• _What needs to be done_: Copy each line that contains the string "shared".

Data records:
|---|

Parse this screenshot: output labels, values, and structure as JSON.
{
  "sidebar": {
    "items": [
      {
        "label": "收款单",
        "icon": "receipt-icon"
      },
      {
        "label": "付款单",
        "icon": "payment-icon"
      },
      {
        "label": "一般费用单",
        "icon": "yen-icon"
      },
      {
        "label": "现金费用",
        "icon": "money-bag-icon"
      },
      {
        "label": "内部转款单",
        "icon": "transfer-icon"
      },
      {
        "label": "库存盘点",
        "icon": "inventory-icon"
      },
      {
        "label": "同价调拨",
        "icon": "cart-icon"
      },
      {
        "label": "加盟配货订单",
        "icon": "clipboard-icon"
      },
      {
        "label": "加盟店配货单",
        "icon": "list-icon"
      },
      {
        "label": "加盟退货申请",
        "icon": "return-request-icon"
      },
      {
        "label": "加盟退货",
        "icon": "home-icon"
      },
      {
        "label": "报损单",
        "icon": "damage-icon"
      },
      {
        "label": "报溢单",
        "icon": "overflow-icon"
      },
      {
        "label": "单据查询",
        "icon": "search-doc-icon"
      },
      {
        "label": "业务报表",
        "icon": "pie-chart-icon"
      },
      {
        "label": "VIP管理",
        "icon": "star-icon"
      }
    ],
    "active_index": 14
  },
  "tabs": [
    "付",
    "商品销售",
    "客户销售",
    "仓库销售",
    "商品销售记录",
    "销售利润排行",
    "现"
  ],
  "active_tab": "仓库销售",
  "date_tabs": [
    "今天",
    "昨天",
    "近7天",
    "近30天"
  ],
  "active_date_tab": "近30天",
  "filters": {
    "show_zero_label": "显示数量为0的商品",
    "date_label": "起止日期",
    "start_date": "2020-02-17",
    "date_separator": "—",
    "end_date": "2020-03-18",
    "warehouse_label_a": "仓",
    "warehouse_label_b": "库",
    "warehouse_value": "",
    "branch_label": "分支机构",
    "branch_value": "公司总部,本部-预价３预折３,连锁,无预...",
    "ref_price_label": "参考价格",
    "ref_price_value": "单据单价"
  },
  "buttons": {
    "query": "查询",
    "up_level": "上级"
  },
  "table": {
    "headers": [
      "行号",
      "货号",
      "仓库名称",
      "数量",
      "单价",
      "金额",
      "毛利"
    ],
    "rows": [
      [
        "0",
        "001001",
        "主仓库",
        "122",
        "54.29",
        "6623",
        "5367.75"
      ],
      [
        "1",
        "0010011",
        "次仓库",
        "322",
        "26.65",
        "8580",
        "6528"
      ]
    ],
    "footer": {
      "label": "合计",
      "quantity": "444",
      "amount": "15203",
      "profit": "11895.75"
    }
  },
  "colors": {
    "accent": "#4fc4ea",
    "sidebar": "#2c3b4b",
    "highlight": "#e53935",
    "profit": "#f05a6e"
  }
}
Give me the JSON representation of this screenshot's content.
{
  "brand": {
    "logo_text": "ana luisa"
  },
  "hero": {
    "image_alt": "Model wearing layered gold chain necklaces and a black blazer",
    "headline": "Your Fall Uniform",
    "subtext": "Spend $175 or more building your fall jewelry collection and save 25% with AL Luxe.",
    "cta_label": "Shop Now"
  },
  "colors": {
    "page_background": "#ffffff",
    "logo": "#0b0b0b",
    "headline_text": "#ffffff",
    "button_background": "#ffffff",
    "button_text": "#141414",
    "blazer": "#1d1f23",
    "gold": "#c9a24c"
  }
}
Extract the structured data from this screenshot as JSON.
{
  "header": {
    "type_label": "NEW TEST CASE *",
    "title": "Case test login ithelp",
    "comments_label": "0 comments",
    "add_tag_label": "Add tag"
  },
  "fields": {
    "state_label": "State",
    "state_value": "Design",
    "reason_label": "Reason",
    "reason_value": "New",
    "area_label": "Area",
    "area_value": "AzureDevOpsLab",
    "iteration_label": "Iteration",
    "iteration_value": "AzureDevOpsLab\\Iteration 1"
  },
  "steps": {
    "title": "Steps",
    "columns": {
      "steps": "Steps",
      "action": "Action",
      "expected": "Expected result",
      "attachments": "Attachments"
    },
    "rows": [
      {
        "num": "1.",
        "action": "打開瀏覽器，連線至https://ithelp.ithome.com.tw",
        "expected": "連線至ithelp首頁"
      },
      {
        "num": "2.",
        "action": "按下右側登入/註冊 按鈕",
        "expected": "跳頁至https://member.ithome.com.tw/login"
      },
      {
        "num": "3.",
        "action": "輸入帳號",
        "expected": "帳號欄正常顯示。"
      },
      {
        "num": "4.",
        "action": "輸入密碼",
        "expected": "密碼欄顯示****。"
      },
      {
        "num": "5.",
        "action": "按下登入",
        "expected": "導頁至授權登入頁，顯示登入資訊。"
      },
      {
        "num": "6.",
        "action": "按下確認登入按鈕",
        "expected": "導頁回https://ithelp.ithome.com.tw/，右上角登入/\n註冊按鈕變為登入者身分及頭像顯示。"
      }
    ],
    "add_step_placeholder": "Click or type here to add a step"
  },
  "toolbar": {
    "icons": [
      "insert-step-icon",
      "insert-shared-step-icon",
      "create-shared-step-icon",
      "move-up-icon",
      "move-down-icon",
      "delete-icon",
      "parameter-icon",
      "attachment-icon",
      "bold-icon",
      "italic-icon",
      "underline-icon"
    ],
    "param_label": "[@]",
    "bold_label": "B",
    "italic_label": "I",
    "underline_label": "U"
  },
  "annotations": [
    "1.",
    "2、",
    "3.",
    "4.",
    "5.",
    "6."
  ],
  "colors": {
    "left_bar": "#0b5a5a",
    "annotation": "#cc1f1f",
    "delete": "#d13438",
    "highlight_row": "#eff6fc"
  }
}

|---|

• _Completed exercise_:
      "insert-shared-step-icon",
      "create-shared-step-icon",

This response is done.